Figure collection entries

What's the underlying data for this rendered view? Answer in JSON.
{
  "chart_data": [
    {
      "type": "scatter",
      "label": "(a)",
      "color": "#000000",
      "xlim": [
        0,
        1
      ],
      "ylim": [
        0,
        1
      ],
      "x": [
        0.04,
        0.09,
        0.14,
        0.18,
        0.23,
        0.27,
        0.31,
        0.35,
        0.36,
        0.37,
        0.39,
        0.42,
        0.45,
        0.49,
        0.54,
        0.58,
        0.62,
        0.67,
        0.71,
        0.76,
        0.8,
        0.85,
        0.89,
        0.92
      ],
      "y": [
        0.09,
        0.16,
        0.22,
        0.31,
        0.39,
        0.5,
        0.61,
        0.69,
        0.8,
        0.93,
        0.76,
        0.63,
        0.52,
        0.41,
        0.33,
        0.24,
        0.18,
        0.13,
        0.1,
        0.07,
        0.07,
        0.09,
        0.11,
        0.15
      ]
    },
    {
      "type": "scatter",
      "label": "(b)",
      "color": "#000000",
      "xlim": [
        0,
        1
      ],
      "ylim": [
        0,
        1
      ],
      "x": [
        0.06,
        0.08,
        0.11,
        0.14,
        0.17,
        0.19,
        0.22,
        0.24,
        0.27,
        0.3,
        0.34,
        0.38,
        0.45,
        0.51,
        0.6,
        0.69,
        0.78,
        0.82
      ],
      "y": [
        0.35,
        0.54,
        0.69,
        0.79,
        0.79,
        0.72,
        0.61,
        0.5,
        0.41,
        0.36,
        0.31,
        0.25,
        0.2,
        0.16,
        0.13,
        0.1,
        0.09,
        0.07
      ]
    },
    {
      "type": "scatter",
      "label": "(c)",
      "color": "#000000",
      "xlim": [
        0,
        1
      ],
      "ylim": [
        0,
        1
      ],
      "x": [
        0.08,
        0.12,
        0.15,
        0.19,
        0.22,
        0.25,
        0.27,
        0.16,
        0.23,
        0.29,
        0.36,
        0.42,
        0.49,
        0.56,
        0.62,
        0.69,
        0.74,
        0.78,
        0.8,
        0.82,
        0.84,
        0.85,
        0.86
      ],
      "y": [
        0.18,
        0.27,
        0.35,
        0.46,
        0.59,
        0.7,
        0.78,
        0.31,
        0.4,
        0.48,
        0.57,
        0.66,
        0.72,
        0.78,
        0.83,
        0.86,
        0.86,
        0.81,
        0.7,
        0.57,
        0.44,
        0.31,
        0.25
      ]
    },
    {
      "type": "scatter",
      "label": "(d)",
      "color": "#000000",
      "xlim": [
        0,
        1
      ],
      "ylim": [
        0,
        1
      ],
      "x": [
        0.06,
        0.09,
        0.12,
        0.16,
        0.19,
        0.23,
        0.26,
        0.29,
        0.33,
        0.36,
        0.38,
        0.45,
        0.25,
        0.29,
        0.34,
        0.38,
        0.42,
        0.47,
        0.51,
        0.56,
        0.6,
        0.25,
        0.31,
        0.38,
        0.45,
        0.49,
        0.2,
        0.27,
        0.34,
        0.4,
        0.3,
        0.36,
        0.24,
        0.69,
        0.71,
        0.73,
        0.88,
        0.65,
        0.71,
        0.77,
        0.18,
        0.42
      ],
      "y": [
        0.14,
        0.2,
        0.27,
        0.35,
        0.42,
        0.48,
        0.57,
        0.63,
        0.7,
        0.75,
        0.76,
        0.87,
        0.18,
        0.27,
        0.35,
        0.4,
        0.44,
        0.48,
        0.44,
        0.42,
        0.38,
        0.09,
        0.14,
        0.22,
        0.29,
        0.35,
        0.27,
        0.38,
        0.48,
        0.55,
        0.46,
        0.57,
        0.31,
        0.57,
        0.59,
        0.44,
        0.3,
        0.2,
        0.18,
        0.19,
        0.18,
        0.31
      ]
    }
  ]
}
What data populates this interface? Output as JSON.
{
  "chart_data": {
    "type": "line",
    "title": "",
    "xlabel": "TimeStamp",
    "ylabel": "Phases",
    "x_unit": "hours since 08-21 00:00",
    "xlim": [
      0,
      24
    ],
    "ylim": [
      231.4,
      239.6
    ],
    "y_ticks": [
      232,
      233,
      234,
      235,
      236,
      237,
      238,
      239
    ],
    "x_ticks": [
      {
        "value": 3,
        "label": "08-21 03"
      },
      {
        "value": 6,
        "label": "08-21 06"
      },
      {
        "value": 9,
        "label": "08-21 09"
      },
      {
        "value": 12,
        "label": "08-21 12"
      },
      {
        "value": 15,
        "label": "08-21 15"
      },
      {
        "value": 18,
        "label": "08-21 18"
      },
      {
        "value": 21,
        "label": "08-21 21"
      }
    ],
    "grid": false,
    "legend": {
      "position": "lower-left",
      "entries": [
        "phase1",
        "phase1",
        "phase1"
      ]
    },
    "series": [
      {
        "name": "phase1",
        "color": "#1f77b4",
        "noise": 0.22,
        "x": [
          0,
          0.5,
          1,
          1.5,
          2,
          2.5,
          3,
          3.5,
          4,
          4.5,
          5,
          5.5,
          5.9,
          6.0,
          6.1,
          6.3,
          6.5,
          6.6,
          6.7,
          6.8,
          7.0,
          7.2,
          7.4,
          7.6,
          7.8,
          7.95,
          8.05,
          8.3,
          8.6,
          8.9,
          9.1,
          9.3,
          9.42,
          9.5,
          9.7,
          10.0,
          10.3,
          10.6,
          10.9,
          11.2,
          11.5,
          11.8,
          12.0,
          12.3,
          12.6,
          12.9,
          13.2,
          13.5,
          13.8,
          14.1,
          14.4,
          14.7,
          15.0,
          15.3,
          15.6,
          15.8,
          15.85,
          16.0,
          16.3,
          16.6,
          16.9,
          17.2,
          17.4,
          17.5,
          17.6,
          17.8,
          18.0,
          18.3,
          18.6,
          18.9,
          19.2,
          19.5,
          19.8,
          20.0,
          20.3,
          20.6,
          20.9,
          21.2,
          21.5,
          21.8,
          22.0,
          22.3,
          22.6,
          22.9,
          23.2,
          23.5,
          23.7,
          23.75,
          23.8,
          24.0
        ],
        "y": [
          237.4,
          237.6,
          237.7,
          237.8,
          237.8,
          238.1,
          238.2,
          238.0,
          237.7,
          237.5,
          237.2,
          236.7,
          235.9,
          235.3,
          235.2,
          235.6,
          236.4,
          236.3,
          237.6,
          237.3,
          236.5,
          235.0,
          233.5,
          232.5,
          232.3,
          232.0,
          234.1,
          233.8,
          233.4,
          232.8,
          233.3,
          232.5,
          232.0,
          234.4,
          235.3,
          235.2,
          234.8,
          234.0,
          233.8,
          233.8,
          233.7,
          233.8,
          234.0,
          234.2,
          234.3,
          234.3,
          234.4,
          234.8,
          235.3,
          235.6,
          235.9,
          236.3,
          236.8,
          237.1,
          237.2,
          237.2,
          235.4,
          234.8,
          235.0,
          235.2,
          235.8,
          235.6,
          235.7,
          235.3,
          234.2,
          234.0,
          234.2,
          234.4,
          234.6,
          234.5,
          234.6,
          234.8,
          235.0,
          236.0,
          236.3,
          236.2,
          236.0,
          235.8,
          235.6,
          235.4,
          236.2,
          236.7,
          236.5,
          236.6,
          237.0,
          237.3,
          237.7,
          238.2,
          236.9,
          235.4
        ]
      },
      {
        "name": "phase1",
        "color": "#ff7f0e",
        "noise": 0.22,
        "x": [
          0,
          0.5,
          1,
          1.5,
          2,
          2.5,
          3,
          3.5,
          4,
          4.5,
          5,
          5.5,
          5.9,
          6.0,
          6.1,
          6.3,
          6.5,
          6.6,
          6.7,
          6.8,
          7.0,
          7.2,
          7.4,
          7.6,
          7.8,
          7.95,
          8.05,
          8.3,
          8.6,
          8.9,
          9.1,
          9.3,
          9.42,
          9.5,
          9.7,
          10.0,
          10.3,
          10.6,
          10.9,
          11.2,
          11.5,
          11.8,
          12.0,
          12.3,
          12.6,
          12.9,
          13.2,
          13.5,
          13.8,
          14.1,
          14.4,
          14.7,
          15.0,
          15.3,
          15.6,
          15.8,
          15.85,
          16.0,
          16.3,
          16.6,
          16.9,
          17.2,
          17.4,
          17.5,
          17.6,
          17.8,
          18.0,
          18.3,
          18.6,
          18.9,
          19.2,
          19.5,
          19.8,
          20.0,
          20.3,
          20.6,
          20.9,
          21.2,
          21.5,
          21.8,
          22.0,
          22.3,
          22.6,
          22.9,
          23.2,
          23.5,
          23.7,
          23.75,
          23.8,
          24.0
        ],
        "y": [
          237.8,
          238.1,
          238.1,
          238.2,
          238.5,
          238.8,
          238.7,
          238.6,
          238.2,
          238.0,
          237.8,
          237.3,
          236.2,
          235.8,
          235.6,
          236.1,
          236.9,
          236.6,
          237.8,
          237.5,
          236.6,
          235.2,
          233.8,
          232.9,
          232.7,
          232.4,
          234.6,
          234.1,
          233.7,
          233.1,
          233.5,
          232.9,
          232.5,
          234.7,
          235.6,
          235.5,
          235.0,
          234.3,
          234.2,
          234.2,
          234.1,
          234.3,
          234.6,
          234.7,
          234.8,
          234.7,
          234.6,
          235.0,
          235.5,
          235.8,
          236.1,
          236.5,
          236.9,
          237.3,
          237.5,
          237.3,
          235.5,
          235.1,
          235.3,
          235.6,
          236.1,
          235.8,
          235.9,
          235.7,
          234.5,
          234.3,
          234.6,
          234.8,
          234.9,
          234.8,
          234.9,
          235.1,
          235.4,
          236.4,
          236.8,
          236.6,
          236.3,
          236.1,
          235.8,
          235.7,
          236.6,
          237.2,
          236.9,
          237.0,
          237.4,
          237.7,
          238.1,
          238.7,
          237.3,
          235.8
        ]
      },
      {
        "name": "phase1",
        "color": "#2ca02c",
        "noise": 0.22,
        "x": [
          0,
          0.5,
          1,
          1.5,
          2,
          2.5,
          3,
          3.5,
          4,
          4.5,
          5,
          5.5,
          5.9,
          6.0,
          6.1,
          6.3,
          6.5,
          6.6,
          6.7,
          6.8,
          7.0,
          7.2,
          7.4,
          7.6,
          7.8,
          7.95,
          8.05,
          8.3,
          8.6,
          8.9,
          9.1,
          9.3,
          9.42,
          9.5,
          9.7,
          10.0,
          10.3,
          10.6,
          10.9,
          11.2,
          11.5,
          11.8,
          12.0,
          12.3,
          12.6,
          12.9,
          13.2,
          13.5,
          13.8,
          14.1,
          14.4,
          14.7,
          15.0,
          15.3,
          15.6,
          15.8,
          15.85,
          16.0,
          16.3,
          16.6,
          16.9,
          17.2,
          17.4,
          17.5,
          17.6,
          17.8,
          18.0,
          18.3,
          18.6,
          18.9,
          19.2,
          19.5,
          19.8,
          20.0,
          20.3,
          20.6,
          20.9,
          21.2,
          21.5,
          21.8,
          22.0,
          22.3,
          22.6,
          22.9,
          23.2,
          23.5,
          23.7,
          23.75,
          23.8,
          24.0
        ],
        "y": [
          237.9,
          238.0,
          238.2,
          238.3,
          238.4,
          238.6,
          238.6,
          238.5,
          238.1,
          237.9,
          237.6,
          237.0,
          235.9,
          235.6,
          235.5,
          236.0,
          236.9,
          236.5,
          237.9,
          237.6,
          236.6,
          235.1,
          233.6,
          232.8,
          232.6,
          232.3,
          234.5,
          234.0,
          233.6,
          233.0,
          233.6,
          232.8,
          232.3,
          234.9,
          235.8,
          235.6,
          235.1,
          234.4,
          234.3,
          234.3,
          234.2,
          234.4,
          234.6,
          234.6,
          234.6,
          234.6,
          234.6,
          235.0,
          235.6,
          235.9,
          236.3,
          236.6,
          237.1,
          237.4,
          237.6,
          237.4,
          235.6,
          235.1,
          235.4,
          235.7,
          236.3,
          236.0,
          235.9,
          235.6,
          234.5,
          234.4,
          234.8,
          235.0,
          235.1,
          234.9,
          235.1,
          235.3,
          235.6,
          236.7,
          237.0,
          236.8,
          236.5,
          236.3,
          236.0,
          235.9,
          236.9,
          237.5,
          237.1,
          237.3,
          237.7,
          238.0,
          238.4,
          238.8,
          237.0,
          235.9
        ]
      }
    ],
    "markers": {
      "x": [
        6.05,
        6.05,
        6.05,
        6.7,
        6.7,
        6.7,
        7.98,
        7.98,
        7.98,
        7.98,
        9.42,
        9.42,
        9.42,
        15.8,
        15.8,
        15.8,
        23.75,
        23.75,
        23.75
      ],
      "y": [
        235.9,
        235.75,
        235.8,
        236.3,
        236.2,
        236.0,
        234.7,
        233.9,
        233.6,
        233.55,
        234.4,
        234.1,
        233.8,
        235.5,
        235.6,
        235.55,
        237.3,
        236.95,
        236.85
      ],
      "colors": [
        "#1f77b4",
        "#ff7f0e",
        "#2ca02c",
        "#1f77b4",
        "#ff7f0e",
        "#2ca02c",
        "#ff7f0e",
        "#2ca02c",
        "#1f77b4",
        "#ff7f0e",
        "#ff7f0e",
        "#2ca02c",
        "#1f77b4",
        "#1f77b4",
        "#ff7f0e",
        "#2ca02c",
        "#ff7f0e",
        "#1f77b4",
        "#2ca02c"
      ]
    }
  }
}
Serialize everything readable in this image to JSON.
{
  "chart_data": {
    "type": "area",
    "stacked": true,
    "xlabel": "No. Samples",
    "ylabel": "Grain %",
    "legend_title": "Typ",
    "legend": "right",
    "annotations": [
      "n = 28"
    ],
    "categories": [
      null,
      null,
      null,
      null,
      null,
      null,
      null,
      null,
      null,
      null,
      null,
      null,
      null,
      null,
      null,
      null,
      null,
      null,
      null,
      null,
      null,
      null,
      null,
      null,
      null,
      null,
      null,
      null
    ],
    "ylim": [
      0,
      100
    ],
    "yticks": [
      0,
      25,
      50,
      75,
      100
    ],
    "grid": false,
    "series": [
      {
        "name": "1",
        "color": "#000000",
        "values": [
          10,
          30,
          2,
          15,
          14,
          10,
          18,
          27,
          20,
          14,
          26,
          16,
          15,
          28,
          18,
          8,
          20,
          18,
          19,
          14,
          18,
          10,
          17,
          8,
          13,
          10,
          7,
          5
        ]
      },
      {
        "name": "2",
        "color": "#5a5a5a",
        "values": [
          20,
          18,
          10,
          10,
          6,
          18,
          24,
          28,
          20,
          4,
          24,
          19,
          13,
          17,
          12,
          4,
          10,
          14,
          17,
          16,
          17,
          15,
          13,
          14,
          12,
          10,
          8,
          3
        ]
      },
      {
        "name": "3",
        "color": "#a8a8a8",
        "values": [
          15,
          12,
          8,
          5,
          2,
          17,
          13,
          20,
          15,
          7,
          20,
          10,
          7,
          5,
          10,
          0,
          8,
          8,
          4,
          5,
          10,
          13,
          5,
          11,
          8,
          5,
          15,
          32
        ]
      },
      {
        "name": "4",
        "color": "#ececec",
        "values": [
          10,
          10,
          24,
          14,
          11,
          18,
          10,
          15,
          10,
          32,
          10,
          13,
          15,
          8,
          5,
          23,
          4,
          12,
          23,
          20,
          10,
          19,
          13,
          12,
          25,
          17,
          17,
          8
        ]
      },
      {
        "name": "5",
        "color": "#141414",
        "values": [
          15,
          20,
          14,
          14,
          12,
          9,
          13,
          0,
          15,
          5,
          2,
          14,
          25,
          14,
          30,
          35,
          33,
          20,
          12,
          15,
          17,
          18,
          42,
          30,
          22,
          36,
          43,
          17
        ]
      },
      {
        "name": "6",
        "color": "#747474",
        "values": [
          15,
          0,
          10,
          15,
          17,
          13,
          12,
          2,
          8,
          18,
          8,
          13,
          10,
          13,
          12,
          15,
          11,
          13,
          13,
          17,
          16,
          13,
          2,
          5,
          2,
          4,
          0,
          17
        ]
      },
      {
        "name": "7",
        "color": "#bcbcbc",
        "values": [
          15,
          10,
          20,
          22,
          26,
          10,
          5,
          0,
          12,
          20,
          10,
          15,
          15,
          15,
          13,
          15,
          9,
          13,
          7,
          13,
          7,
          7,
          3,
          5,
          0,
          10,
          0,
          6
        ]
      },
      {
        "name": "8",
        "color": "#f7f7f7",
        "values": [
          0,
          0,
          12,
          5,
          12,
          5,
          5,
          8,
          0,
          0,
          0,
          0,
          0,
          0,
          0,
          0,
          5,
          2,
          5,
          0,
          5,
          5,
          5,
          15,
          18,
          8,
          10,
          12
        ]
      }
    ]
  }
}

(Task brief): From the records above, report the count of lines containing "xlabel" and nothing more.

(Final result): 2